_What this task involves_:
Show every line of the data that includes the word "clusters".

Records from a collection:
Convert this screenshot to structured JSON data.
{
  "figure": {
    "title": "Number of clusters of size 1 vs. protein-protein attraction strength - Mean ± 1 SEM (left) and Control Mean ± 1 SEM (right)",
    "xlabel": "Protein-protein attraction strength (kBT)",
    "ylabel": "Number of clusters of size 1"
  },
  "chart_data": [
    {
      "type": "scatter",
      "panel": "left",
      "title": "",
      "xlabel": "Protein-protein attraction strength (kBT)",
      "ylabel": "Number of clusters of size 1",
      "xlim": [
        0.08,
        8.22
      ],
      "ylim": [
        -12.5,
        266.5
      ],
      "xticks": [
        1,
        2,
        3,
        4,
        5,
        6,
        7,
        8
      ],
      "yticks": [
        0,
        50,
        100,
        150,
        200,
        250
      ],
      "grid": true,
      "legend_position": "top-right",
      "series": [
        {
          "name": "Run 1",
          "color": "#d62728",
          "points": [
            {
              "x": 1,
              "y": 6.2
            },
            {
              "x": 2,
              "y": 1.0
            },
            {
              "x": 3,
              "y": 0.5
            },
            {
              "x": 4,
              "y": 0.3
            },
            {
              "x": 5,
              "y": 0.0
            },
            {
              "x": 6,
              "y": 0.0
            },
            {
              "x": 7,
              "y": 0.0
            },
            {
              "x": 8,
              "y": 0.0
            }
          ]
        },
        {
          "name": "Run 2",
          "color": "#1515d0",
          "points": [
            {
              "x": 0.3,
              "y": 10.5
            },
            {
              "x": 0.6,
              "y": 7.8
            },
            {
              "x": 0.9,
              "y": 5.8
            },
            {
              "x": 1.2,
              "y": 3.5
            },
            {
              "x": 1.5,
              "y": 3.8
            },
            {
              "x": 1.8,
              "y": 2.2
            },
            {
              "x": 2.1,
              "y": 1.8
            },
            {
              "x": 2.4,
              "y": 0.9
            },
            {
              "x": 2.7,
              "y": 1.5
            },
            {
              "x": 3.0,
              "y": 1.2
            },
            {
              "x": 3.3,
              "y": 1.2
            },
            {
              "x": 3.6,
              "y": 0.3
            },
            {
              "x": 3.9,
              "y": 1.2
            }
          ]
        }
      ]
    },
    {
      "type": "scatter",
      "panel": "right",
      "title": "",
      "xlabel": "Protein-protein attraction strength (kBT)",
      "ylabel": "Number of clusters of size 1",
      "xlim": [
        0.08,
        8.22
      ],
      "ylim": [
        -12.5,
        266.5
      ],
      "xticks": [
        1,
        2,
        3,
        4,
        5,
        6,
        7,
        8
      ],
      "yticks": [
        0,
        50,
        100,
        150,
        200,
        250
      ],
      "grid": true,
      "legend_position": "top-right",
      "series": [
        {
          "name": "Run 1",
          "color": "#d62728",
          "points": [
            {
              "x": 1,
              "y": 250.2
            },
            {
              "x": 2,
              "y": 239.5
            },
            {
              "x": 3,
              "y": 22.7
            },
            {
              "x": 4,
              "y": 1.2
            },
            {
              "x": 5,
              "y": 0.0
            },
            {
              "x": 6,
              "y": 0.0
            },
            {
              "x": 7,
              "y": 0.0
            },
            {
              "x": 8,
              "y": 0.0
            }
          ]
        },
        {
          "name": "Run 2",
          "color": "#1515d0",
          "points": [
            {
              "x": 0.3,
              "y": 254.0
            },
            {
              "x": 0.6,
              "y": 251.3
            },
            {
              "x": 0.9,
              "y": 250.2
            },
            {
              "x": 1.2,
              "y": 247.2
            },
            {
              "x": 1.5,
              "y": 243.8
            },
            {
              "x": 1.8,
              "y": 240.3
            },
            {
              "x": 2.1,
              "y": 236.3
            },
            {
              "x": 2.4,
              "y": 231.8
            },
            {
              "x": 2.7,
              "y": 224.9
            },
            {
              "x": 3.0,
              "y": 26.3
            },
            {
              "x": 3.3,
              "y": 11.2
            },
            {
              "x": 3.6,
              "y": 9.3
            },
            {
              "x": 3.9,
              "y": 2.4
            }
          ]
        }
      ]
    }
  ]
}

_Answer space_:
    "title": "Number of clusters of size 1 vs. protein-protein attraction strength - Mean ± 1 SEM (left) and Control Mean ± 1 SEM (right)",
    "ylabel": "Number of clusters of size 1"
      "ylabel": "Number of clusters of size 1",
      "ylabel": "Number of clusters of size 1",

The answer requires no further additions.